### Task brief
Would you retype all of these records exactly?

### The input

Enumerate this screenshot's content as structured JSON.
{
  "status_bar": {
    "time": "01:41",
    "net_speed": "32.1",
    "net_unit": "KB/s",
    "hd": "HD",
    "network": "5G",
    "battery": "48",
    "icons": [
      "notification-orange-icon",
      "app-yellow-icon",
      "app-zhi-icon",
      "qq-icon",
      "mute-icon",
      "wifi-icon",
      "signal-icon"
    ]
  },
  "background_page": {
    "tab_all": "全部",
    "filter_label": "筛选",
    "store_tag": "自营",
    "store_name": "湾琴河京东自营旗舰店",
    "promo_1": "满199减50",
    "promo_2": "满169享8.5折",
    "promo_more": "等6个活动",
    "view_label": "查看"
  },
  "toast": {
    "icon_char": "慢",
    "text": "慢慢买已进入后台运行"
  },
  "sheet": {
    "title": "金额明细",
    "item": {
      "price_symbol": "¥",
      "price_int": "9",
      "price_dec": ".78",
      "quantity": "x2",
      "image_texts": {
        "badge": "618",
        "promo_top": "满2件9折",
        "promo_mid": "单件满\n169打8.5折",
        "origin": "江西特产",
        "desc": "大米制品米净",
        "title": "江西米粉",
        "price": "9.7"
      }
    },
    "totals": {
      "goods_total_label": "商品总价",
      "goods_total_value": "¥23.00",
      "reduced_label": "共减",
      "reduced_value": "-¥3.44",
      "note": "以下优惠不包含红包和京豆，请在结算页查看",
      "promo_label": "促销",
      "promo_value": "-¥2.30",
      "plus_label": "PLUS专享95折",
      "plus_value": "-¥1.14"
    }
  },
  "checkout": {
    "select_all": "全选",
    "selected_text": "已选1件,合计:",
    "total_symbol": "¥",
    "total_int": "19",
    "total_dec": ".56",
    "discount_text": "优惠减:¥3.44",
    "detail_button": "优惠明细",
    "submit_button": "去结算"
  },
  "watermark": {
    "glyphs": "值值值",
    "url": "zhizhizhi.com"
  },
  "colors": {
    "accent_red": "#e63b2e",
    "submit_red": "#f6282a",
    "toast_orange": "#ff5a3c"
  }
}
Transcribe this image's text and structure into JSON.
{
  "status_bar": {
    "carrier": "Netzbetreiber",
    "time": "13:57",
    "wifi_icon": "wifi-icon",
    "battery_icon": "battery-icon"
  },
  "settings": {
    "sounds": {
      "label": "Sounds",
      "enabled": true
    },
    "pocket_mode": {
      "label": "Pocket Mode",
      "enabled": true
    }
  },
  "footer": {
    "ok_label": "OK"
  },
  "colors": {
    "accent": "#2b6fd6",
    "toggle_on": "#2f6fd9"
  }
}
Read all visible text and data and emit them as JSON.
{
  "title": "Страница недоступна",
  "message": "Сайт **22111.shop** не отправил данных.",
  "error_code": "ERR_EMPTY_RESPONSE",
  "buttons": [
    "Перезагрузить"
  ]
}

### Problem solution
Enumerate this screenshot's content as structured JSON.
{
  "status_bar": {
    "time": "01:41",
    "net_speed": "32.1",
    "net_unit": "KB/s",
    "hd": "HD",
    "network": "5G",
    "battery": "48",
    "icons": [
      "notification-orange-icon",
      "app-yellow-icon",
      "app-zhi-icon",
      "qq-icon",
      "mute-icon",
      "wifi-icon",
      "signal-icon"
    ]
  },
  "background_page": {
    "tab_all": "全部",
    "filter_label": "筛选",
    "store_tag": "自营",
    "store_name": "湾琴河京东自营旗舰店",
    "promo_1": "满199减50",
    "promo_2": "满169享8.5折",
    "promo_more": "等6个活动",
    "view_label": "查看"
  },
  "toast": {
    "icon_char": "慢",
    "text": "慢慢买已进入后台运行"
  },
  "sheet": {
    "title": "金额明细",
    "item": {
      "price_symbol": "¥",
      "price_int": "9",
      "price_dec": ".78",
      "quantity": "x2",
      "image_texts": {
        "badge": "618",
        "promo_top": "满2件9折",
        "promo_mid": "单件满\n169打8.5折",
        "origin": "江西特产",
        "desc": "大米制品米净",
        "title": "江西米粉",
        "price": "9.7"
      }
    },
    "totals": {
      "goods_total_label": "商品总价",
      "goods_total_value": "¥23.00",
      "reduced_label": "共减",
      "reduced_value": "-¥3.44",
      "note": "以下优惠不包含红包和京豆，请在结算页查看",
      "promo_label": "促销",
      "promo_value": "-¥2.30",
      "plus_label": "PLUS专享95折",
      "plus_value": "-¥1.14"
    }
  },
  "checkout": {
    "select_all": "全选",
    "selected_text": "已选1件,合计:",
    "total_symbol": "¥",
    "total_int": "19",
    "total_dec": ".56",
    "discount_text": "优惠减:¥3.44",
    "detail_button": "优惠明细",
    "submit_button": "去结算"
  },
  "watermark": {
    "glyphs": "值值值",
    "url": "zhizhizhi.com"
  },
  "colors": {
    "accent_red": "#e63b2e",
    "submit_red": "#f6282a",
    "toast_orange": "#ff5a3c"
  }
}
Transcribe this image's text and structure into JSON.
{
  "status_bar": {
    "carrier": "Netzbetreiber",
    "time": "13:57",
    "wifi_icon": "wifi-icon",
    "battery_icon": "battery-icon"
  },
  "settings": {
    "sounds": {
      "label": "Sounds",
      "enabled": true
    },
    "pocket_mode": {
      "label": "Pocket Mode",
      "enabled": true
    }
  },
  "footer": {
    "ok_label": "OK"
  },
  "colors": {
    "accent": "#2b6fd6",
    "toggle_on": "#2f6fd9"
  }
}
Read all visible text and data and emit them as JSON.
{
  "title": "Страница недоступна",
  "message": "Сайт **22111.shop** не отправил данных.",
  "error_code": "ERR_EMPTY_RESPONSE",
  "buttons": [
    "Перезагрузить"
  ]
}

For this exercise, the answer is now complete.